EXERCISE PROMPT - All lines in which the word "аварийного" occurs are to be extracted.

DATA FOR THIS TASK -
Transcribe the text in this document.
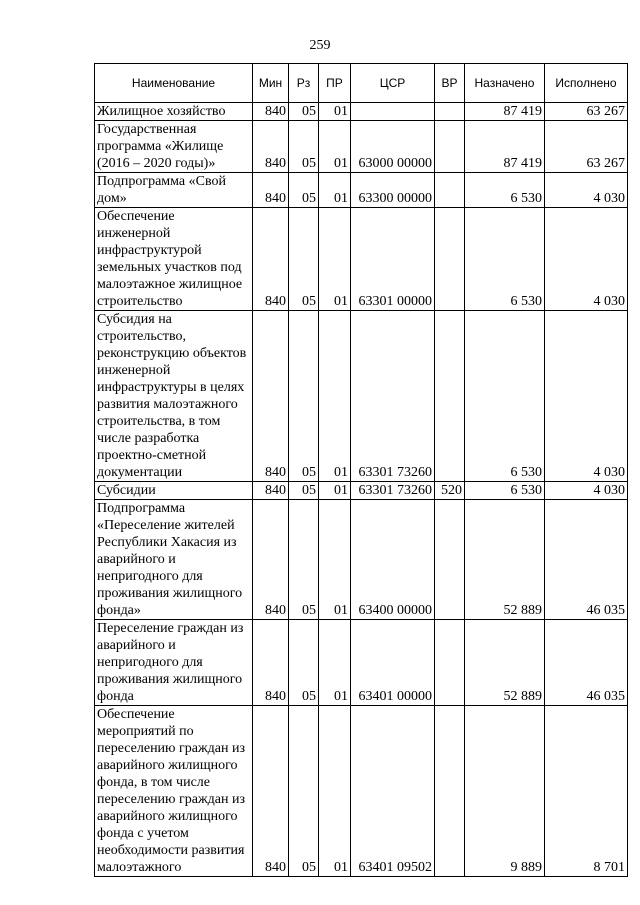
259
Наименование	Мин	Рз	ПР	ЦСР	ВР	Назначено	Исполнено
Жилищное хозяйство	840	05	01			87 419	63 267
Государственная программа «Жилище (2016 – 2020 годы)»	840	05	01	63000 00000		87 419	63 267
Подпрограмма «Свой дом»	840	05	01	63300 00000		6 530	4 030
Обеспечение инженерной инфраструктурой земельных участков под малоэтажное жилищное строительство	840	05	01	63301 00000		6 530	4 030
Субсидия на строительство, реконструкцию объектов инженерной инфраструктуры в целях развития малоэтажного строительства, в том числе разработка проектно-сметной документации	840	05	01	63301 73260		6 530	4 030
Субсидии	840	05	01	63301 73260	520	6 530	4 030
Подпрограмма «Переселение жителей Республики Хакасия из аварийного и непригодного для проживания жилищного фонда»	840	05	01	63400 00000		52 889	46 035
Переселение граждан из аварийного и непригодного для проживания жилищного фонда	840	05	01	63401 00000		52 889	46 035
Обеспечение мероприятий по переселению граждан из аварийного жилищного фонда, в том числе переселению граждан из аварийного жилищного фонда с учетом необходимости развития малоэтажного	840	05	01	63401 09502		9 889	8 701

CORRECT OUTPUT -
Подпрограмма «Переселение жителей Республики Хакасия из аварийного и непригодного для проживания жилищного фонда»	840	05	01	63400 00000		52 889	46 035
Переселение граждан из аварийного и непригодного для проживания жилищного фонда	840	05	01	63401 00000		52 889	46 035
Обеспечение мероприятий по переселению граждан из аварийного жилищного фонда, в том числе переселению граждан из аварийного жилищного фонда с учетом необходимости развития малоэтажного	840	05	01	63401 09502		9 889	8 701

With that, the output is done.